> _WHAT IS EXPECTED_
Every record should be repeated exactly, except that pictures are left out.

(Dataset listings of figures)
○ ○ ○ ○

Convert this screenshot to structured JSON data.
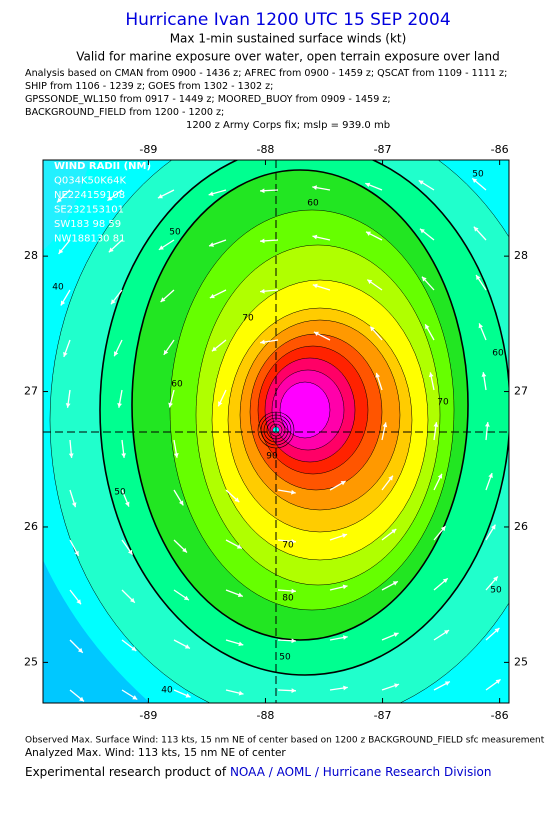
{
  "title": "Hurricane Ivan 1200 UTC 15 SEP 2004",
  "subtitle": "Max 1-min sustained surface winds (kt)",
  "validity": "Valid for marine exposure over water, open terrain exposure over land",
  "analysis_lines": [
    "Analysis based on  CMAN from 0900 - 1436 z;  AFREC from 0900 - 1459 z;  QSCAT from 1109 - 1111 z;",
    "SHIP from 1106 - 1239 z;  GOES from 1302 - 1302 z;",
    "GPSSONDE_WL150 from 0917 - 1449 z;  MOORED_BUOY from 0909 - 1459 z;",
    "BACKGROUND_FIELD from 1200 - 1200 z;"
  ],
  "fix": "1200 z Army Corps fix; mslp = 939.0 mb",
  "map": {
    "xlim": [
      -89.9,
      -85.92
    ],
    "ylim": [
      24.7,
      28.71
    ],
    "xticks": [
      -89,
      -88,
      -87,
      -86
    ],
    "yticks": [
      25,
      26,
      27,
      28
    ],
    "wind_radii": [
      "WIND RADII (NM)",
      "Q034K50K64K",
      "NE224159108",
      "SE232153101",
      "SW183 98 59",
      "NW188130 81"
    ],
    "contour_labels": [
      50,
      60,
      50,
      40,
      70,
      60,
      50,
      70,
      60,
      70,
      80,
      50,
      50,
      40,
      90
    ]
  },
  "footer": {
    "observed": "Observed Max. Surface Wind: 113 kts, 15 nm NE of center based on 1200 z BACKGROUND_FIELD sfc measurement",
    "analyzed": "Analyzed Max. Wind: 113 kts, 15 nm NE of center",
    "credit": "Experimental research product of",
    "org": "NOAA / AOML / Hurricane Research Division"
  }
}
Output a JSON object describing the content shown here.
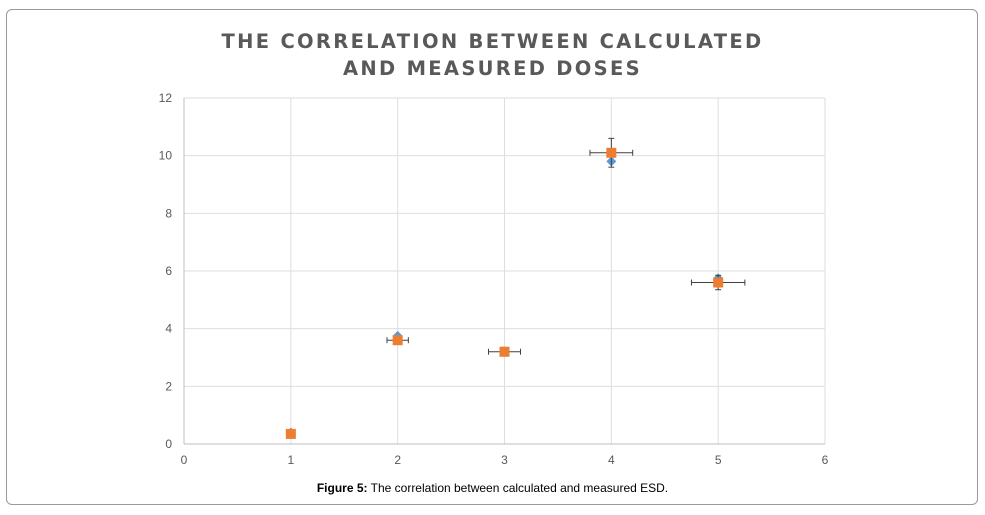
{
  "chart_data": {
    "type": "scatter",
    "title_lines": [
      "THE CORRELATION BETWEEN CALCULATED",
      "AND MEASURED DOSES"
    ],
    "xlabel": "",
    "ylabel": "",
    "xlim": [
      0,
      6
    ],
    "ylim": [
      0,
      12
    ],
    "x_ticks": [
      "0",
      "1",
      "2",
      "3",
      "4",
      "5",
      "6"
    ],
    "y_ticks": [
      "0",
      "2",
      "4",
      "6",
      "8",
      "10",
      "12"
    ],
    "grid": true,
    "legend": "none",
    "series": [
      {
        "marker": "diamond",
        "color": "#5b9bd5",
        "points": [
          {
            "x": 1,
            "y": 0.4
          },
          {
            "x": 2,
            "y": 3.75
          },
          {
            "x": 3,
            "y": 3.2
          },
          {
            "x": 4,
            "y": 9.8
          },
          {
            "x": 5,
            "y": 5.75
          }
        ]
      },
      {
        "marker": "square",
        "color": "#ed7d31",
        "points": [
          {
            "x": 1,
            "y": 0.35,
            "xerr": 0,
            "yerr": 0
          },
          {
            "x": 2,
            "y": 3.6,
            "xerr": 0.1,
            "yerr": 0.1
          },
          {
            "x": 3,
            "y": 3.2,
            "xerr": 0.15,
            "yerr": 0.15
          },
          {
            "x": 4,
            "y": 10.1,
            "xerr": 0.2,
            "yerr": 0.5
          },
          {
            "x": 5,
            "y": 5.6,
            "xerr": 0.25,
            "yerr": 0.25
          }
        ]
      }
    ]
  },
  "caption": {
    "label": "Figure 5:",
    "text": " The correlation between calculated and measured ESD."
  }
}
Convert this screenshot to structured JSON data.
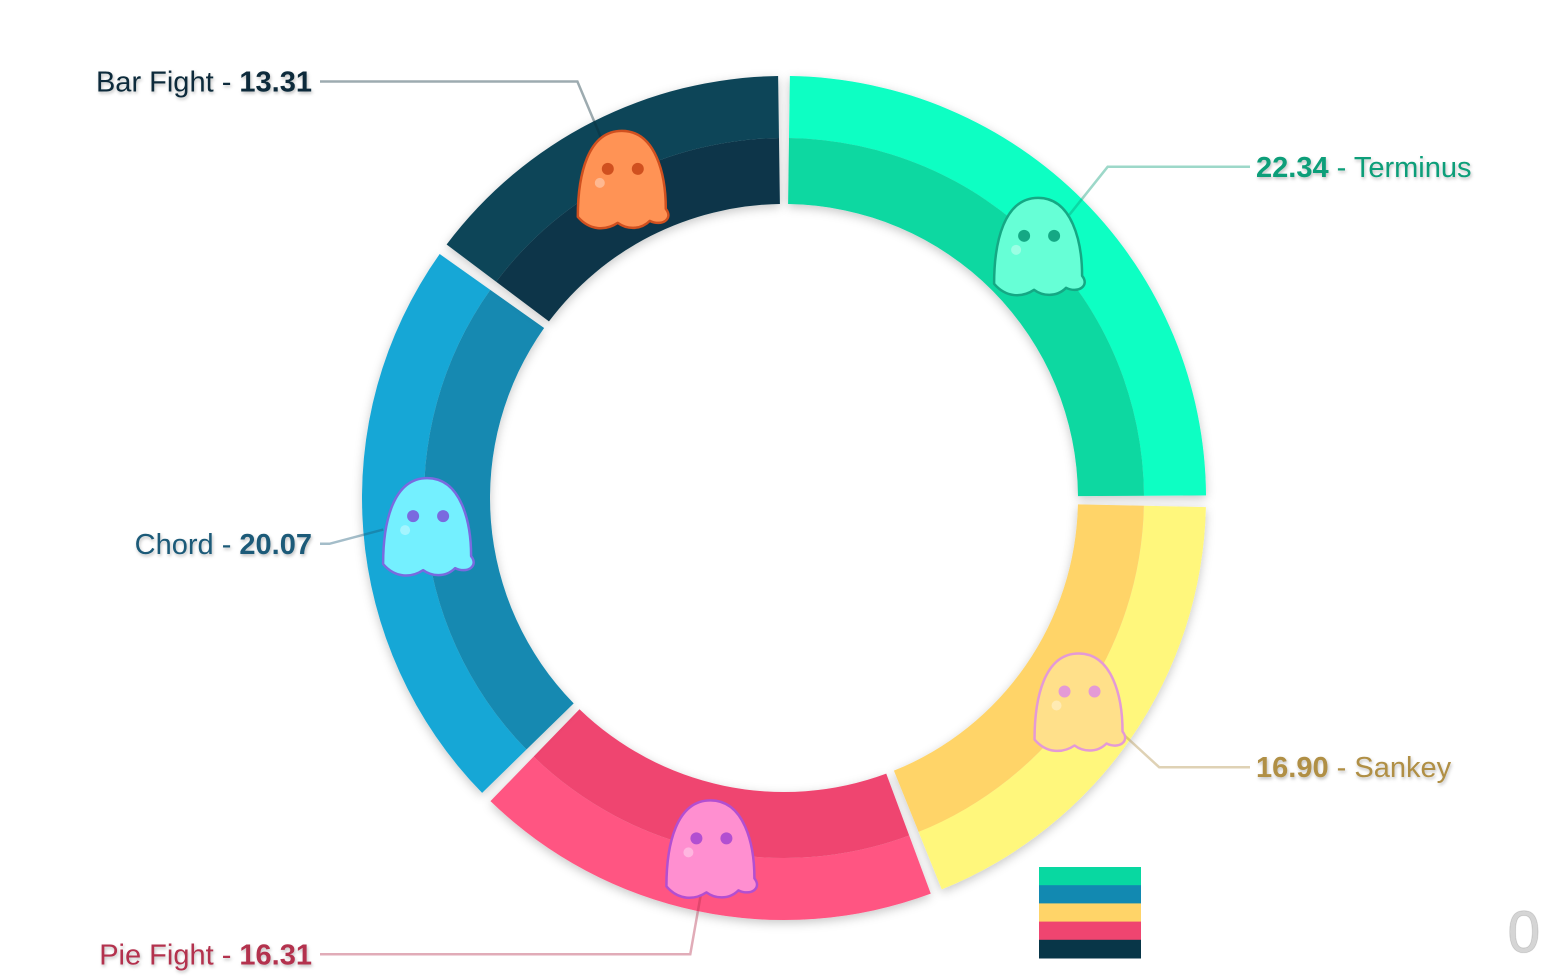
{
  "chart_data": {
    "type": "pie",
    "donut": true,
    "segments": [
      {
        "name": "Terminus",
        "value": 22.34,
        "value_text": "22.34",
        "outer_color": "#07ffc3",
        "inner_color": "#08d8a1",
        "label_color": "#0a9e79",
        "mascot_icon": "ghost-eating-popcorn-icon",
        "label_side": "right",
        "value_first": true
      },
      {
        "name": "Sankey",
        "value": 16.9,
        "value_text": "16.90",
        "outer_color": "#fff77b",
        "inner_color": "#ffd468",
        "label_color": "#b08f45",
        "mascot_icon": "ghost-eating-noodles-icon",
        "label_side": "right",
        "value_first": true
      },
      {
        "name": "Pie Fight",
        "value": 16.31,
        "value_text": "16.31",
        "outer_color": "#ff5582",
        "inner_color": "#ef4570",
        "label_color": "#b3304d",
        "mascot_icon": "ghost-eating-candy-icon",
        "label_side": "left",
        "value_first": false
      },
      {
        "name": "Chord",
        "value": 20.07,
        "value_text": "20.07",
        "outer_color": "#16a7d6",
        "inner_color": "#1289b1",
        "label_color": "#1b5a78",
        "mascot_icon": "ghost-drinking-soda-icon",
        "label_side": "left",
        "value_first": false
      },
      {
        "name": "Bar Fight",
        "value": 13.31,
        "value_text": "13.31",
        "outer_color": "#0b4459",
        "inner_color": "#083648",
        "label_color": "#0b2c3a",
        "mascot_icon": "ghost-drinking-boba-icon",
        "label_side": "left",
        "value_first": false
      }
    ],
    "label_separator": " - ",
    "swatch_colors": [
      "#08d8a1",
      "#1289b1",
      "#ffd468",
      "#ef4570",
      "#083648"
    ]
  },
  "counter": "0"
}
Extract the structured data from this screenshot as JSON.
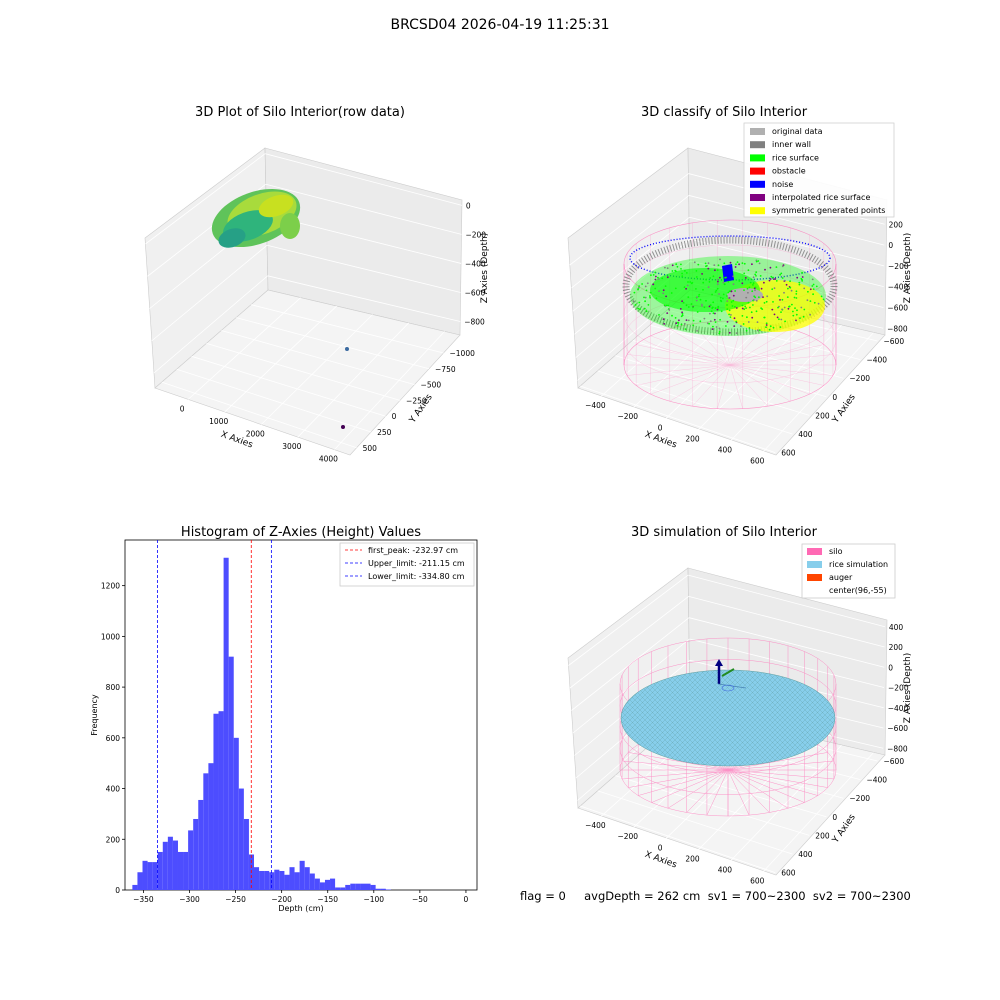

○ ○ ○ ○

> _THE ANSWER_
Convert this screenshot to structured JSON data.
{
  "title": "Hurricane Ivan 1200 UTC 15 SEP 2004",
  "subtitle": "Max 1-min sustained surface winds (kt)",
  "validity": "Valid for marine exposure over water, open terrain exposure over land",
  "analysis_lines": [
    "Analysis based on  CMAN from 0900 - 1436 z;  AFREC from 0900 - 1459 z;  QSCAT from 1109 - 1111 z;",
    "SHIP from 1106 - 1239 z;  GOES from 1302 - 1302 z;",
    "GPSSONDE_WL150 from 0917 - 1449 z;  MOORED_BUOY from 0909 - 1459 z;",
    "BACKGROUND_FIELD from 1200 - 1200 z;"
  ],
  "fix": "1200 z Army Corps fix; mslp = 939.0 mb",
  "map": {
    "xlim": [
      -89.9,
      -85.92
    ],
    "ylim": [
      24.7,
      28.71
    ],
    "xticks": [
      -89,
      -88,
      -87,
      -86
    ],
    "yticks": [
      25,
      26,
      27,
      28
    ],
    "wind_radii": [
      "WIND RADII (NM)",
      "Q034K50K64K",
      "NE224159108",
      "SE232153101",
      "SW183 98 59",
      "NW188130 81"
    ],
    "contour_labels": [
      50,
      60,
      50,
      40,
      70,
      60,
      50,
      70,
      60,
      70,
      80,
      50,
      50,
      40,
      90
    ]
  },
  "footer": {
    "observed": "Observed Max. Surface Wind: 113 kts, 15 nm NE of center based on 1200 z BACKGROUND_FIELD sfc measurement",
    "analyzed": "Analyzed Max. Wind: 113 kts, 15 nm NE of center",
    "credit": "Experimental research product of",
    "org": "NOAA / AOML / Hurricane Research Division"
  }
}
Output a JSON object describing the content shown here.
{
  "chart_data": {
    "type": "scatter",
    "title_lines": [
      "THE CORRELATION BETWEEN CALCULATED",
      "AND MEASURED DOSES"
    ],
    "xlabel": "",
    "ylabel": "",
    "xlim": [
      0,
      6
    ],
    "ylim": [
      0,
      12
    ],
    "x_ticks": [
      "0",
      "1",
      "2",
      "3",
      "4",
      "5",
      "6"
    ],
    "y_ticks": [
      "0",
      "2",
      "4",
      "6",
      "8",
      "10",
      "12"
    ],
    "grid": true,
    "legend": "none",
    "series": [
      {
        "marker": "diamond",
        "color": "#5b9bd5",
        "points": [
          {
            "x": 1,
            "y": 0.4
          },
          {
            "x": 2,
            "y": 3.75
          },
          {
            "x": 3,
            "y": 3.2
          },
          {
            "x": 4,
            "y": 9.8
          },
          {
            "x": 5,
            "y": 5.75
          }
        ]
      },
      {
        "marker": "square",
        "color": "#ed7d31",
        "points": [
          {
            "x": 1,
            "y": 0.35,
            "xerr": 0,
            "yerr": 0
          },
          {
            "x": 2,
            "y": 3.6,
            "xerr": 0.1,
            "yerr": 0.1
          },
          {
            "x": 3,
            "y": 3.2,
            "xerr": 0.15,
            "yerr": 0.15
          },
          {
            "x": 4,
            "y": 10.1,
            "xerr": 0.2,
            "yerr": 0.5
          },
          {
            "x": 5,
            "y": 5.6,
            "xerr": 0.25,
            "yerr": 0.25
          }
        ]
      }
    ]
  },
  "caption": {
    "label": "Figure 5:",
    "text": " The correlation between calculated and measured ESD."
  }
}
Convert this screenshot to structured JSON data.
{
  "chart_data": {
    "type": "pie",
    "donut": true,
    "segments": [
      {
        "name": "Terminus",
        "value": 22.34,
        "value_text": "22.34",
        "outer_color": "#07ffc3",
        "inner_color": "#08d8a1",
        "label_color": "#0a9e79",
        "mascot_icon": "ghost-eating-popcorn-icon",
        "label_side": "right",
        "value_first": true
      },
      {
        "name": "Sankey",
        "value": 16.9,
        "value_text": "16.90",
        "outer_color": "#fff77b",
        "inner_color": "#ffd468",
        "label_color": "#b08f45",
        "mascot_icon": "ghost-eating-noodles-icon",
        "label_side": "right",
        "value_first": true
      },
      {
        "name": "Pie Fight",
        "value": 16.31,
        "value_text": "16.31",
        "outer_color": "#ff5582",
        "inner_color": "#ef4570",
        "label_color": "#b3304d",
        "mascot_icon": "ghost-eating-candy-icon",
        "label_side": "left",
        "value_first": false
      },
      {
        "name": "Chord",
        "value": 20.07,
        "value_text": "20.07",
        "outer_color": "#16a7d6",
        "inner_color": "#1289b1",
        "label_color": "#1b5a78",
        "mascot_icon": "ghost-drinking-soda-icon",
        "label_side": "left",
        "value_first": false
      },
      {
        "name": "Bar Fight",
        "value": 13.31,
        "value_text": "13.31",
        "outer_color": "#0b4459",
        "inner_color": "#083648",
        "label_color": "#0b2c3a",
        "mascot_icon": "ghost-drinking-boba-icon",
        "label_side": "left",
        "value_first": false
      }
    ],
    "label_separator": " - ",
    "swatch_colors": [
      "#08d8a1",
      "#1289b1",
      "#ffd468",
      "#ef4570",
      "#083648"
    ]
  },
  "counter": "0"
}
Extract the structured data from this screenshot as JSON.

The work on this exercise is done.